* _Stated problem_: Could you quote, word for word, the entire email exchange below about making Spark ML developer APIs public?

* _Document section_:
--- START ---

Eron,
Thanks for sending out this list! We can make some of the critical ones
public for 1.5, but they will be marked DeveloperApi since they may require
changes in the future. Just made the JIRA: [
https://issues.apache.org/jira/browse/SPARK-9704] and I'll send a PR soon.
Joseph
On Mon, Aug 3, 2015 at 4:51 PM, Eron Wright ewri...@live.com wrote:
Hello,
In developing new *third-party* *pipeline components* for Spark ML 1.4
(see dl4j-spark-ml), I encountered a few gaps in the earlier effort to make
the ML Developer APIs public (SPARK-5995).I plan to file issues after
we discuss on this thread. The below is a list of types that are
presently private but might best be made public.
1. *VectorUDT*.To define a relation with a vector field,
VectorUDT must be instantiated.
2. *SchemaUtils*. Third-party pipeline components have a need for
checking column types and appending columns.
3. *Identifiable trait*. The trait generates a unique identifier for
the associated pipeline component. Nice to have a consistent format by
reusing the trait.
4. *ProbabilisticClassifier*. Third-party components should leverage
the complex logic around computing only selected columns.
5. *Shared Params* (HasLabel, HasFeatures). This is covered in
SPARK-7146 but reiterating it here.
Thanks,
Eron Wright

--- END ---

* _Record excerpts_:
--- START ---

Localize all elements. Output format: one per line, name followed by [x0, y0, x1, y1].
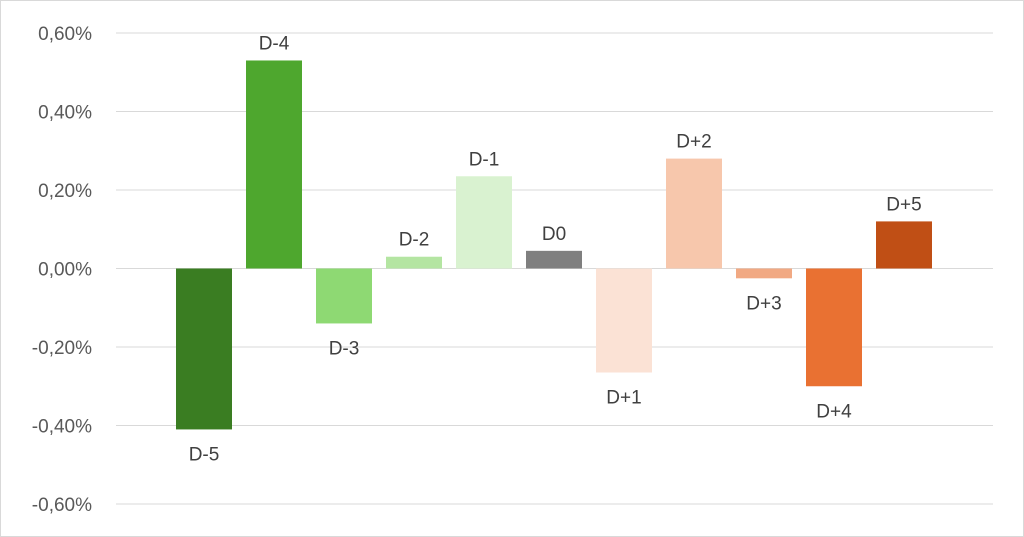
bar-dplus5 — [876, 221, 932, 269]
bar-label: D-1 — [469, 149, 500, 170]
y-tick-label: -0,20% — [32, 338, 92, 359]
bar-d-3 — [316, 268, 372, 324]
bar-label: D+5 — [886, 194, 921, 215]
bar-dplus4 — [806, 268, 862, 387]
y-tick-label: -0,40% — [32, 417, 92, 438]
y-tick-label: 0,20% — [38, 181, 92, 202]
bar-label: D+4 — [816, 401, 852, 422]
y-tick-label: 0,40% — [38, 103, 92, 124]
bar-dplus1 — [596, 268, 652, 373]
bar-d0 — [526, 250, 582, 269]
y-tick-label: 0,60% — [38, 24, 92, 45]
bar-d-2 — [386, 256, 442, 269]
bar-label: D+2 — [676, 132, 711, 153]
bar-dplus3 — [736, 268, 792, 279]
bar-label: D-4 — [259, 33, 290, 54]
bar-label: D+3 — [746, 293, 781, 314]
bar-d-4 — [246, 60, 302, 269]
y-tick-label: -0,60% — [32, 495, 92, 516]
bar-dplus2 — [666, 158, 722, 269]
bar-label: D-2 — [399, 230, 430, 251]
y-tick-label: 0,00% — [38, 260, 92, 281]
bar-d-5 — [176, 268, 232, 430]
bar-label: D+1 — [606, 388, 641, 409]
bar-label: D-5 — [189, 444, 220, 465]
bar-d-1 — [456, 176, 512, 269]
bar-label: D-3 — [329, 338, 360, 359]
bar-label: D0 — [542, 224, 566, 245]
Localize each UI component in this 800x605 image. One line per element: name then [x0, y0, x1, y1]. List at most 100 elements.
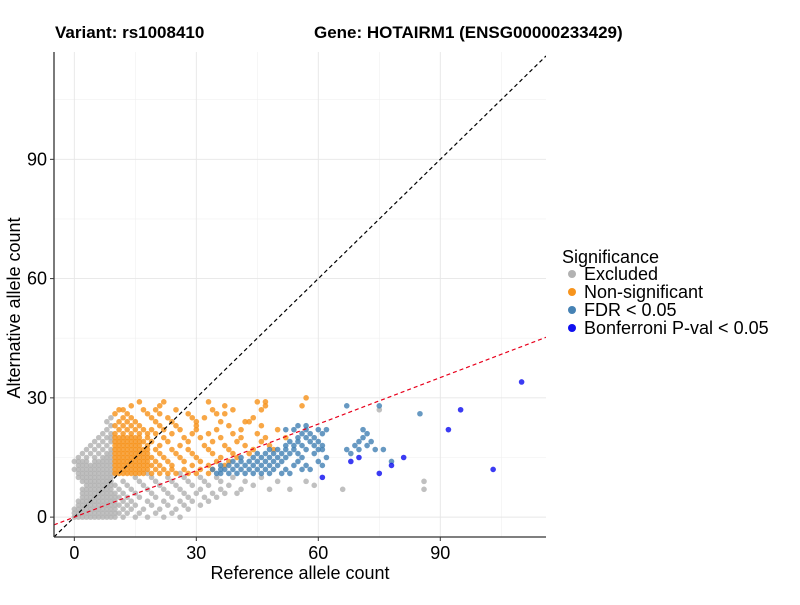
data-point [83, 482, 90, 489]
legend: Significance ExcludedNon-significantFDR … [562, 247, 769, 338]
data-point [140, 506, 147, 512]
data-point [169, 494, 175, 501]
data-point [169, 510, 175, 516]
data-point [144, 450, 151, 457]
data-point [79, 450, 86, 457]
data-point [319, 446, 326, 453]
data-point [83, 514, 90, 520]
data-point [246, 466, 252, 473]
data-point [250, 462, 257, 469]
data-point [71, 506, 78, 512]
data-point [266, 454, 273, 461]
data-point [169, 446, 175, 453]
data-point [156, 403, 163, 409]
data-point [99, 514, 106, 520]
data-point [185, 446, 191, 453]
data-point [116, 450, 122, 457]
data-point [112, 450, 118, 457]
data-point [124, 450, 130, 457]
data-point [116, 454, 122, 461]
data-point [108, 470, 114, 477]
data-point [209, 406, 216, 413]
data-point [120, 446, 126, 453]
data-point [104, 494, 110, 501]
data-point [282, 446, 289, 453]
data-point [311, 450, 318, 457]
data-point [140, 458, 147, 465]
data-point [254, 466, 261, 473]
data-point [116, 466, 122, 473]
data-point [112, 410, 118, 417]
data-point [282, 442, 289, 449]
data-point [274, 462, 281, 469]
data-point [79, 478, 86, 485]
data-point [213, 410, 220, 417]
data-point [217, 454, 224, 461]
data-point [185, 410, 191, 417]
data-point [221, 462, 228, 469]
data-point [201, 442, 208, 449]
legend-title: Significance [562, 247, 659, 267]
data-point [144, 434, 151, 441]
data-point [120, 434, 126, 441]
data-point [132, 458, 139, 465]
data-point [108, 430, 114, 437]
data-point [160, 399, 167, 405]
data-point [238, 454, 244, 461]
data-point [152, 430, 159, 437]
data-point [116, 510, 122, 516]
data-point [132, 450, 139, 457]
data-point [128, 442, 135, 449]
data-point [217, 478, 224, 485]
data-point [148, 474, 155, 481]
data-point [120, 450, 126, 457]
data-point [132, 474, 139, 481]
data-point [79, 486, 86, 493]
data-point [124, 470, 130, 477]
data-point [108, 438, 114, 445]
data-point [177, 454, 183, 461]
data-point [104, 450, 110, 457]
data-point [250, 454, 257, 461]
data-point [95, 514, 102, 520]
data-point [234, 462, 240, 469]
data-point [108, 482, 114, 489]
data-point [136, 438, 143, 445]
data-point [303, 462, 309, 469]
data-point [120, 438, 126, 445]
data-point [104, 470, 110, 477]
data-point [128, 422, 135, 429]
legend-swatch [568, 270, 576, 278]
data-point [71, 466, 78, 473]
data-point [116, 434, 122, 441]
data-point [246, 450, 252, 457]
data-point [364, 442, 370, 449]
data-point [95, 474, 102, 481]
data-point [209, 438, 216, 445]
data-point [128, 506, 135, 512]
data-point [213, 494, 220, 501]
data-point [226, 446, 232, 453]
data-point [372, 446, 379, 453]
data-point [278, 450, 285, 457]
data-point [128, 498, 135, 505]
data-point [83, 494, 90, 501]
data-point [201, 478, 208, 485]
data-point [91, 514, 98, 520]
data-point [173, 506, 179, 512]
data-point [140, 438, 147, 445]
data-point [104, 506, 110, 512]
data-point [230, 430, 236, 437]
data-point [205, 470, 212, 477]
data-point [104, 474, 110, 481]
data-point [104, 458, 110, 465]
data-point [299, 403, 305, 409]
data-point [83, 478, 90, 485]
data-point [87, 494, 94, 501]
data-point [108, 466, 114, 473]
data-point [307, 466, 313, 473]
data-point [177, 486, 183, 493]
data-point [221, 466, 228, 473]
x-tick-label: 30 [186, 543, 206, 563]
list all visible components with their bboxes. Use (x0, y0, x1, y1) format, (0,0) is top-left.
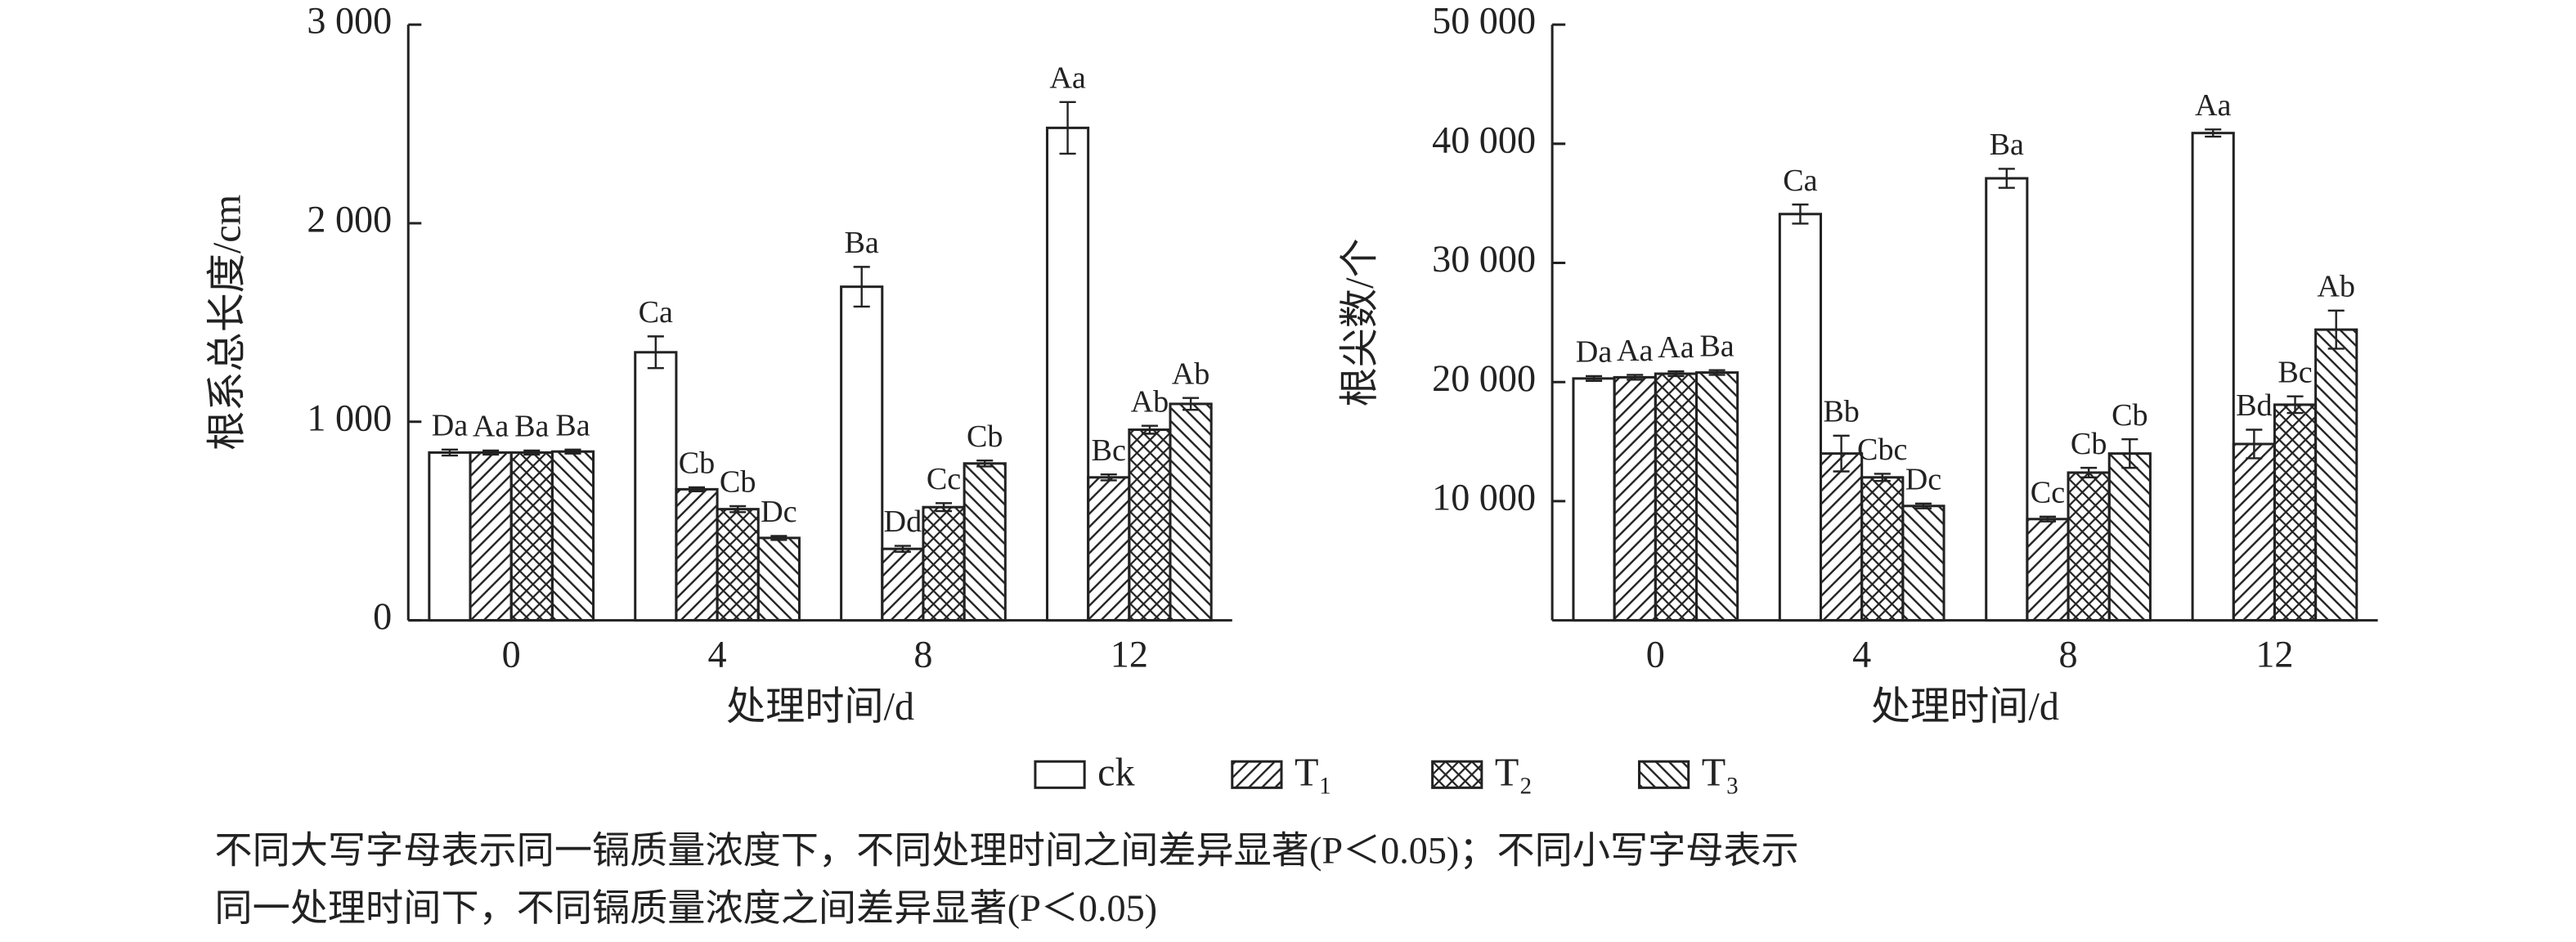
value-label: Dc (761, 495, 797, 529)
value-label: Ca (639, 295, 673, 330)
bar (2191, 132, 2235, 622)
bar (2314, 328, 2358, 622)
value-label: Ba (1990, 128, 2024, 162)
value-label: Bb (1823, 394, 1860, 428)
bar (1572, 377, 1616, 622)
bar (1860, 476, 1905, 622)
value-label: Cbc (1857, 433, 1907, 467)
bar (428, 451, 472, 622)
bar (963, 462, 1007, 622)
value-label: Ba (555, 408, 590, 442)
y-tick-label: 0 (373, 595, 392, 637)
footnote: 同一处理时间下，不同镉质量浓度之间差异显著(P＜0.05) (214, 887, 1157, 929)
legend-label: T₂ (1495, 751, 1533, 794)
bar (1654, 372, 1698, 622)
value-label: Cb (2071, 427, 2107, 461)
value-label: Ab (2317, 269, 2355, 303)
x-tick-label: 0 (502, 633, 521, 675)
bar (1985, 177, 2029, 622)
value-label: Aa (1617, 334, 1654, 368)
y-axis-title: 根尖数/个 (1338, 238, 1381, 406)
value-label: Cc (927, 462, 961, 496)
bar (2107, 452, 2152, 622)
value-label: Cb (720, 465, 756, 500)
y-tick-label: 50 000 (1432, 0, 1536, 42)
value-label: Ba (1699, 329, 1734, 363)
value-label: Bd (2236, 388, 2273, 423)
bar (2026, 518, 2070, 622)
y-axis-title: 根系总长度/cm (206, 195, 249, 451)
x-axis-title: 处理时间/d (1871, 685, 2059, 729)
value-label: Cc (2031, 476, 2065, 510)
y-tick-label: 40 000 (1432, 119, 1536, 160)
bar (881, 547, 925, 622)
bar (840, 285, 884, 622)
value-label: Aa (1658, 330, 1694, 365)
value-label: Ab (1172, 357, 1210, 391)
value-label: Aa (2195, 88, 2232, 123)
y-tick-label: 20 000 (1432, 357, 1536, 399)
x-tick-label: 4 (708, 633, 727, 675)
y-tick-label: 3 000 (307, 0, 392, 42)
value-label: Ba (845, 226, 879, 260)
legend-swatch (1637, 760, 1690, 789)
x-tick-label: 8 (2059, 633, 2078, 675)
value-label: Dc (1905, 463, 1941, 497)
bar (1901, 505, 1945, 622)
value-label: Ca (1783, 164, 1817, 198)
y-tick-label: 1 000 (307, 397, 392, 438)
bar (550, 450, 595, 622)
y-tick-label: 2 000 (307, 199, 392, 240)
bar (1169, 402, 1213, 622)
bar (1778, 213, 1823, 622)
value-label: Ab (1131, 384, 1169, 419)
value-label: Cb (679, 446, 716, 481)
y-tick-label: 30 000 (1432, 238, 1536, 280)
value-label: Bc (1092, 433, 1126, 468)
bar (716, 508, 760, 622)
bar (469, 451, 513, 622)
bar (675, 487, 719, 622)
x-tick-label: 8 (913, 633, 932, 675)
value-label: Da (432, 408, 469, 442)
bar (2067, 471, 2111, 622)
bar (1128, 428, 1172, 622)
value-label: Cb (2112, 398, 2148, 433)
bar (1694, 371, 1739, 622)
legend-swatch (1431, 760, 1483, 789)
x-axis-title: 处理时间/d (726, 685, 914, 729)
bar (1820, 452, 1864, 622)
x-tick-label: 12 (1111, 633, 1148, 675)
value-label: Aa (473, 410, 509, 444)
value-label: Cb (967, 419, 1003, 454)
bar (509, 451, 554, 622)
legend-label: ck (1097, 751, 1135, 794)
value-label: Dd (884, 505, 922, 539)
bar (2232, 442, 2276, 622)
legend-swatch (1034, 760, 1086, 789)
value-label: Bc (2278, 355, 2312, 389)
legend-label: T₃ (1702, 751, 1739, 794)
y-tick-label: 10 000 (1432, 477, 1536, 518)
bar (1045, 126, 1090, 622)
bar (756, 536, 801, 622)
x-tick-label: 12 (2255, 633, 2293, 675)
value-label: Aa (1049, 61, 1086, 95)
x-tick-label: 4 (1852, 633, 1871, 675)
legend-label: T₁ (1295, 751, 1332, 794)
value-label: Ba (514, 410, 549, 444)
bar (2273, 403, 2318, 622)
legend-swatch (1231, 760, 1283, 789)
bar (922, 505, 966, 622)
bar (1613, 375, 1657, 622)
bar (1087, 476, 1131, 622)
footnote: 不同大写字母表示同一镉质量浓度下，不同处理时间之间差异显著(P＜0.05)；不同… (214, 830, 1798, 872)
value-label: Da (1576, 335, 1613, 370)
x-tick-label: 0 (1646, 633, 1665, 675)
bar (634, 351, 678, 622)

--- END ---
--- START ---

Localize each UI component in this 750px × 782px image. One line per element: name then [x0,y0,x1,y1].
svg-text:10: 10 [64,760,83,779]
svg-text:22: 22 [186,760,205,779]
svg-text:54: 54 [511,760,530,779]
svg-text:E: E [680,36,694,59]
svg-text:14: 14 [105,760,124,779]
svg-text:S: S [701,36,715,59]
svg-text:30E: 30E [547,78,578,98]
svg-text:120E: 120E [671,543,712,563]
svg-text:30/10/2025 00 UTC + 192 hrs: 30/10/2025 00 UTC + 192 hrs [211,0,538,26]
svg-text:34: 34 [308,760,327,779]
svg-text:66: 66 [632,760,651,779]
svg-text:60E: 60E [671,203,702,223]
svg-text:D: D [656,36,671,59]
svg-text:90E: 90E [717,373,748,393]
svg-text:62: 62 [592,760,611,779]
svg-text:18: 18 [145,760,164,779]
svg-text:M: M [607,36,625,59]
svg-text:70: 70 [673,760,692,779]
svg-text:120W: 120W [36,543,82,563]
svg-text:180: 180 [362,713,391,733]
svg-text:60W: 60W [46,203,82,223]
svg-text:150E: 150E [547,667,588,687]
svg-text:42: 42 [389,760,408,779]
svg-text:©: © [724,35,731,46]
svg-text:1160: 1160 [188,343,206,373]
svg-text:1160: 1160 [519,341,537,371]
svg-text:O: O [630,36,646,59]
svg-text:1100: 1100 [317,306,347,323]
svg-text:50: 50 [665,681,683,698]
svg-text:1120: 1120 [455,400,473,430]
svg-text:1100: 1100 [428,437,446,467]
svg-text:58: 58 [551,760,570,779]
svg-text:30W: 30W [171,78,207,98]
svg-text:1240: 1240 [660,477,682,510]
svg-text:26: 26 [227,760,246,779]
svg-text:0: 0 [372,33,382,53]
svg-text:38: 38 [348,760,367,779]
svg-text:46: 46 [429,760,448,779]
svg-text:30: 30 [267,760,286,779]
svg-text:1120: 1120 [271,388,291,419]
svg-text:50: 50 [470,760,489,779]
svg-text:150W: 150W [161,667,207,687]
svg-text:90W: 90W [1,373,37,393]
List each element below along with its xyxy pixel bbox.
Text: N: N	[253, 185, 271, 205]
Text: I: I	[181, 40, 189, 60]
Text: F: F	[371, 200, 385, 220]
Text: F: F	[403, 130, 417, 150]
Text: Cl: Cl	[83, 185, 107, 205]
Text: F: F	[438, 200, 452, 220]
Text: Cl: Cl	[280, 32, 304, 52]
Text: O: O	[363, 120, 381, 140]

--- END ---
--- START ---

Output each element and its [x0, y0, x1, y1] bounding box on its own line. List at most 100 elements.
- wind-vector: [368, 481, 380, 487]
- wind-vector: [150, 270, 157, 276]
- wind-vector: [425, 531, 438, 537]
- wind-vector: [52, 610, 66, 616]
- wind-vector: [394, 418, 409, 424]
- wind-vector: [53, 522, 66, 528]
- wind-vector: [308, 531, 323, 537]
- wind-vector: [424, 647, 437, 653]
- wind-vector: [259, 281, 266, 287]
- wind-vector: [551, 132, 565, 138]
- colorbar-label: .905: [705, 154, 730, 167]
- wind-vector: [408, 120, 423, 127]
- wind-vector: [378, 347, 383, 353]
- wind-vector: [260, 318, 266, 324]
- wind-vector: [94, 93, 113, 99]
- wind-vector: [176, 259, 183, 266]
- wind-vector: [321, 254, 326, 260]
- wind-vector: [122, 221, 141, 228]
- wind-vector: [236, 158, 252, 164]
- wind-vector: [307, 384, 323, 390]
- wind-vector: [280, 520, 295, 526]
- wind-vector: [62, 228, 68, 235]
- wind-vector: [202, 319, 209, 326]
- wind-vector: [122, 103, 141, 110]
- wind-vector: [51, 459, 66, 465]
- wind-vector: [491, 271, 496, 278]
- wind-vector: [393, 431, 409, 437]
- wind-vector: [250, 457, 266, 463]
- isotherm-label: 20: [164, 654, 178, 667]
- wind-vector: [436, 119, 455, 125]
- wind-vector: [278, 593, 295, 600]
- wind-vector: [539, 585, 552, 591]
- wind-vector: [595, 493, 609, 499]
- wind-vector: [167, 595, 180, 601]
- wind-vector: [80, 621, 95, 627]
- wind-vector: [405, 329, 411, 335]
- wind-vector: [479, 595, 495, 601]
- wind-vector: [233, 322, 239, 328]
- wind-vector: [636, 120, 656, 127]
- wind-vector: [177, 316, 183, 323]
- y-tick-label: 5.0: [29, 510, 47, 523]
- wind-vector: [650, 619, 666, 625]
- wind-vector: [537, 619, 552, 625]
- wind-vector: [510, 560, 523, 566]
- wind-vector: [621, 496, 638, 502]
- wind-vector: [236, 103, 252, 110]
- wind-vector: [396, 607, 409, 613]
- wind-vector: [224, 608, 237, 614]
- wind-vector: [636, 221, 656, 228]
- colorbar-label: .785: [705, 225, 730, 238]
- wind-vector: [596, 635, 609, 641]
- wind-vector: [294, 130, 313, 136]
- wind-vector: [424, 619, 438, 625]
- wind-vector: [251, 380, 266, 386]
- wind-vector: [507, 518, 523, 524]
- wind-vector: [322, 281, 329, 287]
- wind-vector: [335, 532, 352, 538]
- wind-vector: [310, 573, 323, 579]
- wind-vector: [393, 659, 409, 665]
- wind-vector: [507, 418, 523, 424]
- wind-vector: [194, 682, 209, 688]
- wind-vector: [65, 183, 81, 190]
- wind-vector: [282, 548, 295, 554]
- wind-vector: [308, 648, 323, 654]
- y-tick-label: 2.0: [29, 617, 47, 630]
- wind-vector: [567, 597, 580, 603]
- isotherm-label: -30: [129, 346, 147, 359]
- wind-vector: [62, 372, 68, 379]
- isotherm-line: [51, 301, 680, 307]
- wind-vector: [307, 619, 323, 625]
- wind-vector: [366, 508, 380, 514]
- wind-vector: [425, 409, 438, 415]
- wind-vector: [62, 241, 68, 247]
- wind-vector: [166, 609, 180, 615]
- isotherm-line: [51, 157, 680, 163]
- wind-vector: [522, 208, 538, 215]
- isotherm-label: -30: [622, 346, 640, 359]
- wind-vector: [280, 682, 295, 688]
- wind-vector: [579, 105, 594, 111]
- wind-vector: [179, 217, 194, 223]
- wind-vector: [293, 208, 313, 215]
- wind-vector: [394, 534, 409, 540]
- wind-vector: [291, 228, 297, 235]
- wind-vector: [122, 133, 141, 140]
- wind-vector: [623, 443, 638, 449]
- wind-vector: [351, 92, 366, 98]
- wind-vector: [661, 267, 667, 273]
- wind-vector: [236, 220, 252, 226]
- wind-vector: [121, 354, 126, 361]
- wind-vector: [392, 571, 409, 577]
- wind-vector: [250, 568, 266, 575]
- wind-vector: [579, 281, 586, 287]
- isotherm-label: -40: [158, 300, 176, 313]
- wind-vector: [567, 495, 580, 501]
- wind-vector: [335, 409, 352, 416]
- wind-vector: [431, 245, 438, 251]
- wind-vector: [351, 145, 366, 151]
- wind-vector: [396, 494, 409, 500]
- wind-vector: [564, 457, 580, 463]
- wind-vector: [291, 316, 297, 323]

--- END ---

* _The result_:
Eron,
Thanks for sending out this list! We can make some of the critical ones
public for 1.5, but they will be marked DeveloperApi since they may require
changes in the future. Just made the JIRA: [
https://issues.apache.org/jira/browse/SPARK-9704] and I'll send a PR soon.
Joseph
On Mon, Aug 3, 2015 at 4:51 PM, Eron Wright ewri...@live.com wrote:
Hello,
In developing new *third-party* *pipeline components* for Spark ML 1.4
(see dl4j-spark-ml), I encountered a few gaps in the earlier effort to make
the ML Developer APIs public (SPARK-5995).I plan to file issues after
we discuss on this thread. The below is a list of types that are
presently private but might best be made public.
1. *VectorUDT*.To define a relation with a vector field,
VectorUDT must be instantiated.
2. *SchemaUtils*. Third-party pipeline components have a need for
checking column types and appending columns.
3. *Identifiable trait*. The trait generates a unique identifier for
the associated pipeline component. Nice to have a consistent format by
reusing the trait.
4. *ProbabilisticClassifier*. Third-party components should leverage
the complex logic around computing only selected columns.
5. *Shared Params* (HasLabel, HasFeatures). This is covered in
SPARK-7146 but reiterating it here.
Thanks,
Eron Wright